#### Exercise
Extract every entry word for word. Skip the pictures.

(Items from a dataset)
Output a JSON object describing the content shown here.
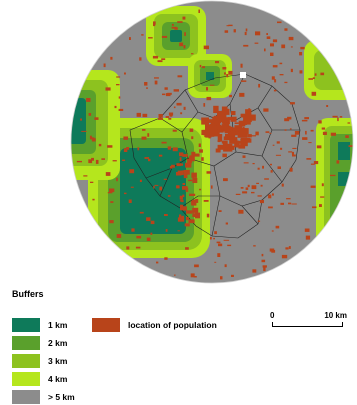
{
  "legend": {
    "title": "Buffers",
    "buffers": [
      {
        "label": "1 km",
        "color": "#0e7a5a"
      },
      {
        "label": "2 km",
        "color": "#5aa02c"
      },
      {
        "label": "3 km",
        "color": "#8dc21f"
      },
      {
        "label": "4 km",
        "color": "#b5e61d"
      },
      {
        "label": "> 5 km",
        "color": "#8c8c8c"
      }
    ],
    "population": {
      "label": "location of population",
      "color": "#b8441a"
    }
  },
  "scalebar": {
    "start_label": "0",
    "end_label": "10 km"
  }
}
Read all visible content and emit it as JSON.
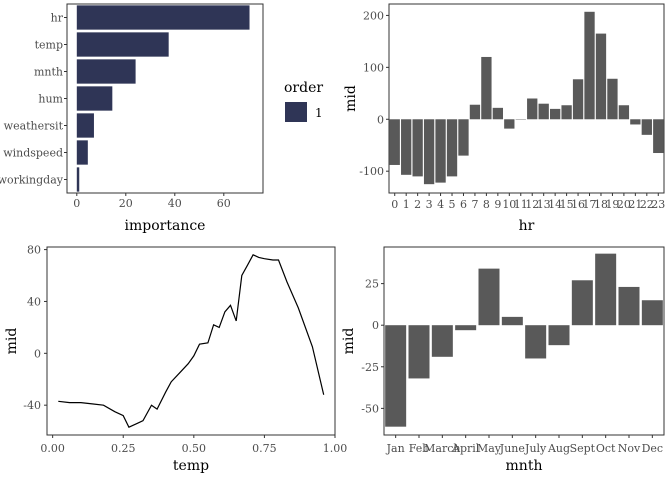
{
  "colors": {
    "importance_bar": "#2f3556",
    "bar": "#595959",
    "line": "#000000",
    "panel_border": "#333333",
    "tick_text": "#4d4d4d",
    "axis_title": "#000000"
  },
  "chart_data": [
    {
      "type": "bar",
      "orientation": "horizontal",
      "categories": [
        "hr",
        "temp",
        "mnth",
        "hum",
        "weathersit",
        "windspeed",
        "workingday"
      ],
      "series": [
        {
          "name": "1",
          "values": [
            70.5,
            37.5,
            24,
            14.5,
            7,
            4.5,
            1
          ]
        }
      ],
      "xlabel": "importance",
      "ylabel": "",
      "xlim": [
        -4,
        76
      ],
      "xticks": [
        0,
        20,
        40,
        60
      ],
      "grid": false,
      "legend": {
        "title": "order",
        "entries": [
          "1"
        ],
        "placement": "right"
      }
    },
    {
      "type": "bar",
      "categories": [
        "0",
        "1",
        "2",
        "3",
        "4",
        "5",
        "6",
        "7",
        "8",
        "9",
        "10",
        "11",
        "12",
        "13",
        "14",
        "15",
        "16",
        "17",
        "18",
        "19",
        "20",
        "21",
        "22",
        "23"
      ],
      "values": [
        -88,
        -107,
        -110,
        -125,
        -122,
        -110,
        -70,
        28,
        120,
        22,
        -18,
        0,
        40,
        30,
        20,
        27,
        77,
        207,
        165,
        78,
        27,
        -10,
        -30,
        -65
      ],
      "xlabel": "hr",
      "ylabel": "mid",
      "ylim": [
        -142,
        222
      ],
      "yticks": [
        -100,
        0,
        100,
        200
      ],
      "grid": false
    },
    {
      "type": "line",
      "x": [
        0.02,
        0.06,
        0.1,
        0.14,
        0.18,
        0.22,
        0.25,
        0.27,
        0.3,
        0.32,
        0.35,
        0.37,
        0.4,
        0.42,
        0.45,
        0.48,
        0.5,
        0.52,
        0.55,
        0.57,
        0.59,
        0.61,
        0.63,
        0.65,
        0.67,
        0.69,
        0.71,
        0.73,
        0.75,
        0.78,
        0.8,
        0.83,
        0.87,
        0.92,
        0.96
      ],
      "y": [
        -37,
        -38,
        -38,
        -39,
        -40,
        -45,
        -48,
        -57,
        -54,
        -52,
        -40,
        -43,
        -30,
        -22,
        -15,
        -8,
        -2,
        7,
        8,
        22,
        20,
        32,
        37,
        25,
        60,
        68,
        76,
        74,
        73,
        72,
        72,
        55,
        35,
        5,
        -32
      ],
      "xlabel": "temp",
      "ylabel": "mid",
      "xlim": [
        -0.02,
        1.0
      ],
      "ylim": [
        -63,
        82
      ],
      "xticks": [
        0.0,
        0.25,
        0.5,
        0.75,
        1.0
      ],
      "xtick_labels": [
        "0.00",
        "0.25",
        "0.50",
        "0.75",
        "1.00"
      ],
      "yticks": [
        -40,
        0,
        40,
        80
      ],
      "grid": false
    },
    {
      "type": "bar",
      "categories": [
        "Jan",
        "Feb",
        "March",
        "April",
        "May",
        "June",
        "July",
        "Aug",
        "Sept",
        "Oct",
        "Nov",
        "Dec"
      ],
      "values": [
        -61,
        -32,
        -19,
        -3,
        34,
        5,
        -20,
        -12,
        27,
        43,
        23,
        15
      ],
      "xlabel": "mnth",
      "ylabel": "mid",
      "ylim": [
        -66,
        47
      ],
      "yticks": [
        25,
        0,
        -25,
        -50
      ],
      "ytick_labels": [
        "25",
        "0",
        "-25",
        "-50"
      ],
      "grid": false
    }
  ]
}
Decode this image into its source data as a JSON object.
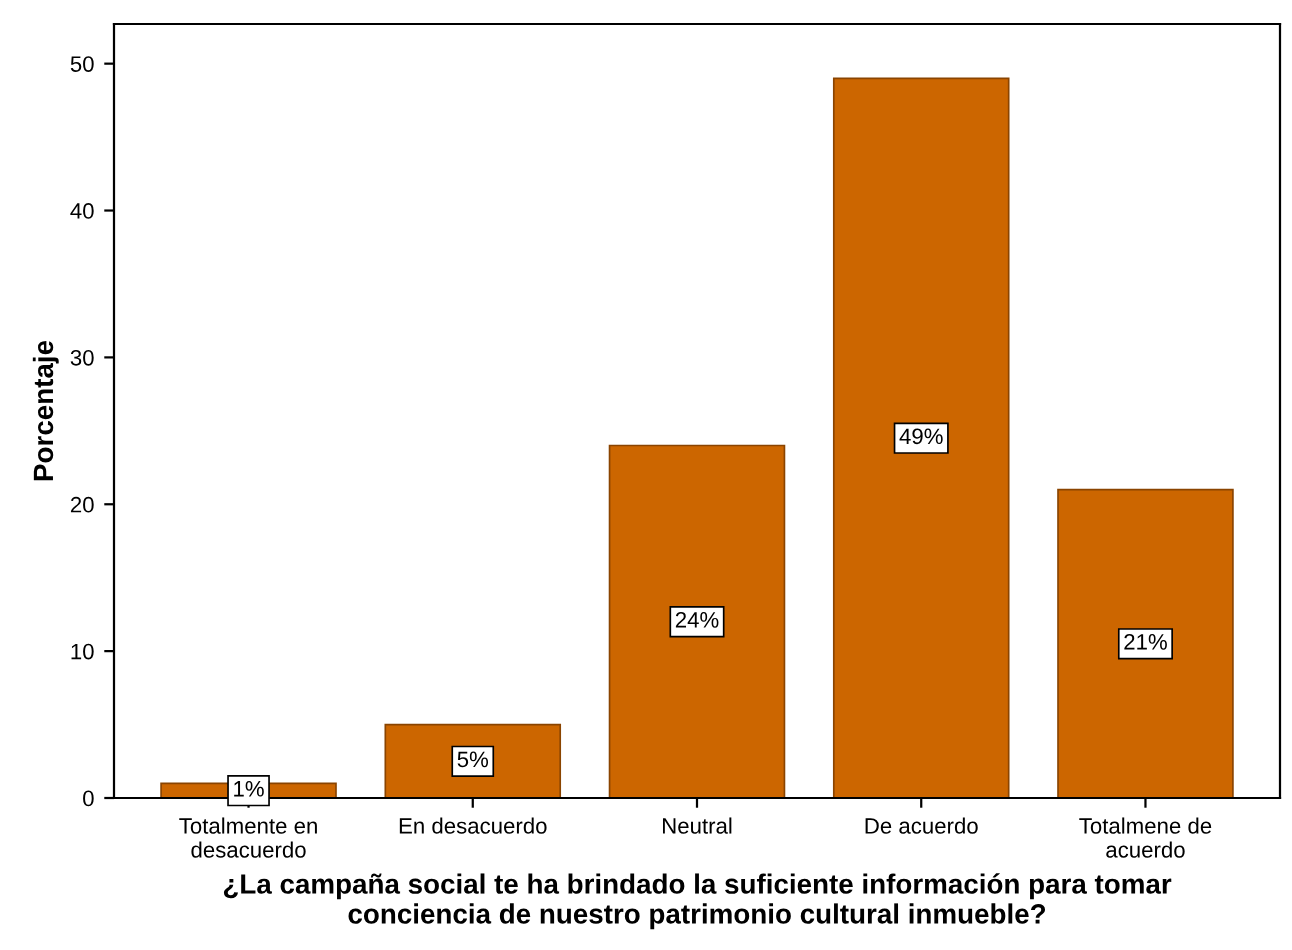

#### Task result
Output a JSON object describing the content shown here.
{
  "legend": {
    "title": "Buffers",
    "buffers": [
      {
        "label": "1 km",
        "color": "#0e7a5a"
      },
      {
        "label": "2 km",
        "color": "#5aa02c"
      },
      {
        "label": "3 km",
        "color": "#8dc21f"
      },
      {
        "label": "4 km",
        "color": "#b5e61d"
      },
      {
        "label": "> 5 km",
        "color": "#8c8c8c"
      }
    ],
    "population": {
      "label": "location of population",
      "color": "#b8441a"
    }
  },
  "scalebar": {
    "start_label": "0",
    "end_label": "10 km"
  }
}
Read all visible content and emit it as JSON.
{
  "colors": {
    "importance_bar": "#2f3556",
    "bar": "#595959",
    "line": "#000000",
    "panel_border": "#333333",
    "tick_text": "#4d4d4d",
    "axis_title": "#000000"
  },
  "chart_data": [
    {
      "type": "bar",
      "orientation": "horizontal",
      "categories": [
        "hr",
        "temp",
        "mnth",
        "hum",
        "weathersit",
        "windspeed",
        "workingday"
      ],
      "series": [
        {
          "name": "1",
          "values": [
            70.5,
            37.5,
            24,
            14.5,
            7,
            4.5,
            1
          ]
        }
      ],
      "xlabel": "importance",
      "ylabel": "",
      "xlim": [
        -4,
        76
      ],
      "xticks": [
        0,
        20,
        40,
        60
      ],
      "grid": false,
      "legend": {
        "title": "order",
        "entries": [
          "1"
        ],
        "placement": "right"
      }
    },
    {
      "type": "bar",
      "categories": [
        "0",
        "1",
        "2",
        "3",
        "4",
        "5",
        "6",
        "7",
        "8",
        "9",
        "10",
        "11",
        "12",
        "13",
        "14",
        "15",
        "16",
        "17",
        "18",
        "19",
        "20",
        "21",
        "22",
        "23"
      ],
      "values": [
        -88,
        -107,
        -110,
        -125,
        -122,
        -110,
        -70,
        28,
        120,
        22,
        -18,
        0,
        40,
        30,
        20,
        27,
        77,
        207,
        165,
        78,
        27,
        -10,
        -30,
        -65
      ],
      "xlabel": "hr",
      "ylabel": "mid",
      "ylim": [
        -142,
        222
      ],
      "yticks": [
        -100,
        0,
        100,
        200
      ],
      "grid": false
    },
    {
      "type": "line",
      "x": [
        0.02,
        0.06,
        0.1,
        0.14,
        0.18,
        0.22,
        0.25,
        0.27,
        0.3,
        0.32,
        0.35,
        0.37,
        0.4,
        0.42,
        0.45,
        0.48,
        0.5,
        0.52,
        0.55,
        0.57,
        0.59,
        0.61,
        0.63,
        0.65,
        0.67,
        0.69,
        0.71,
        0.73,
        0.75,
        0.78,
        0.8,
        0.83,
        0.87,
        0.92,
        0.96
      ],
      "y": [
        -37,
        -38,
        -38,
        -39,
        -40,
        -45,
        -48,
        -57,
        -54,
        -52,
        -40,
        -43,
        -30,
        -22,
        -15,
        -8,
        -2,
        7,
        8,
        22,
        20,
        32,
        37,
        25,
        60,
        68,
        76,
        74,
        73,
        72,
        72,
        55,
        35,
        5,
        -32
      ],
      "xlabel": "temp",
      "ylabel": "mid",
      "xlim": [
        -0.02,
        1.0
      ],
      "ylim": [
        -63,
        82
      ],
      "xticks": [
        0.0,
        0.25,
        0.5,
        0.75,
        1.0
      ],
      "xtick_labels": [
        "0.00",
        "0.25",
        "0.50",
        "0.75",
        "1.00"
      ],
      "yticks": [
        -40,
        0,
        40,
        80
      ],
      "grid": false
    },
    {
      "type": "bar",
      "categories": [
        "Jan",
        "Feb",
        "March",
        "April",
        "May",
        "June",
        "July",
        "Aug",
        "Sept",
        "Oct",
        "Nov",
        "Dec"
      ],
      "values": [
        -61,
        -32,
        -19,
        -3,
        34,
        5,
        -20,
        -12,
        27,
        43,
        23,
        15
      ],
      "xlabel": "mnth",
      "ylabel": "mid",
      "ylim": [
        -66,
        47
      ],
      "yticks": [
        25,
        0,
        -25,
        -50
      ],
      "ytick_labels": [
        "25",
        "0",
        "-25",
        "-50"
      ],
      "grid": false
    }
  ]
}
Decode this image into its source data as a JSON object.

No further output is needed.